## PROMPT
Would it be possible to quote, exactly and in full, the lines from the one with "What text is on this page?" through the end of the entries below?

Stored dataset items
....

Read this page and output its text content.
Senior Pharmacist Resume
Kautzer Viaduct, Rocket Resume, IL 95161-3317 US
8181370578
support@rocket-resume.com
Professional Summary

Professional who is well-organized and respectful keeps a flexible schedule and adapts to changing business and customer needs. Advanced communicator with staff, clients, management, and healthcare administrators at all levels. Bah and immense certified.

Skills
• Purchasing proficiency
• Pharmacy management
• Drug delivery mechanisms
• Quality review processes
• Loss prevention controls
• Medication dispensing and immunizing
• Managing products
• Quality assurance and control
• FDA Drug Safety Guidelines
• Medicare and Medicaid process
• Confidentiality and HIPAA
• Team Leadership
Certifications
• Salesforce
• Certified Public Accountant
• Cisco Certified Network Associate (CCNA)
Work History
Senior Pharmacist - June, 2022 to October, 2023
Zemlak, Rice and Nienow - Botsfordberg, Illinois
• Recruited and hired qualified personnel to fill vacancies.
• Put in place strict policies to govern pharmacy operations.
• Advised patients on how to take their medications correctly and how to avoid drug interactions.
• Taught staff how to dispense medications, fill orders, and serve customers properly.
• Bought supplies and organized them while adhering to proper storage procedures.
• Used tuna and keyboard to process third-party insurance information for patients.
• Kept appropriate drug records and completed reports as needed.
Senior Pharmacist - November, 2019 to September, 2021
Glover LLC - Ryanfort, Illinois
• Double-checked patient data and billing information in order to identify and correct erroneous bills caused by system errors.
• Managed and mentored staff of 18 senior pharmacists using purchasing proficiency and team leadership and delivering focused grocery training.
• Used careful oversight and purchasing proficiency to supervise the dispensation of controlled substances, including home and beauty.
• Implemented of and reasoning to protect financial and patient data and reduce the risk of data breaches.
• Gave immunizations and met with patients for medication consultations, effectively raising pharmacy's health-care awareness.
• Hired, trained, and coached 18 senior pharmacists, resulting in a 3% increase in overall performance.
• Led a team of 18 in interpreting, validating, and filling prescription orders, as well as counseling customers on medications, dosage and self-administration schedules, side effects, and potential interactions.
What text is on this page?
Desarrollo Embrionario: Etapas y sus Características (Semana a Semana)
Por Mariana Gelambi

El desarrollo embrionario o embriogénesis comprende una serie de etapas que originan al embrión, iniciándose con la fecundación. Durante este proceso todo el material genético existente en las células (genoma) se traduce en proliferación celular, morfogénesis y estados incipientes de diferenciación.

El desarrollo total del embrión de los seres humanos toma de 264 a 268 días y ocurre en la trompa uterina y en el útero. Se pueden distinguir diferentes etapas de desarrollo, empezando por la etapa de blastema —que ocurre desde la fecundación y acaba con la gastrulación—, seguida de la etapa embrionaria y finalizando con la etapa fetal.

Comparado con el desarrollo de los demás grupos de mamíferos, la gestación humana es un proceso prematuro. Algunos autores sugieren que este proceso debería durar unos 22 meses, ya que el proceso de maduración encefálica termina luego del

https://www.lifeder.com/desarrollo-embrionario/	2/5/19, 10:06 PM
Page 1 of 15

....

## OUTPUT BELOW
What text is on this page?
Desarrollo Embrionario: Etapas y sus Características (Semana a Semana)
Por Mariana Gelambi

El desarrollo embrionario o embriogénesis comprende una serie de etapas que originan al embrión, iniciándose con la fecundación. Durante este proceso todo el material genético existente en las células (genoma) se traduce en proliferación celular, morfogénesis y estados incipientes de diferenciación.

El desarrollo total del embrión de los seres humanos toma de 264 a 268 días y ocurre en la trompa uterina y en el útero. Se pueden distinguir diferentes etapas de desarrollo, empezando por la etapa de blastema —que ocurre desde la fecundación y acaba con la gastrulación—, seguida de la etapa embrionaria y finalizando con la etapa fetal.

Comparado con el desarrollo de los demás grupos de mamíferos, la gestación humana es un proceso prematuro. Algunos autores sugieren que este proceso debería durar unos 22 meses, ya que el proceso de maduración encefálica termina luego del

https://www.lifeder.com/desarrollo-embrionario/	2/5/19, 10:06 PM
Page 1 of 15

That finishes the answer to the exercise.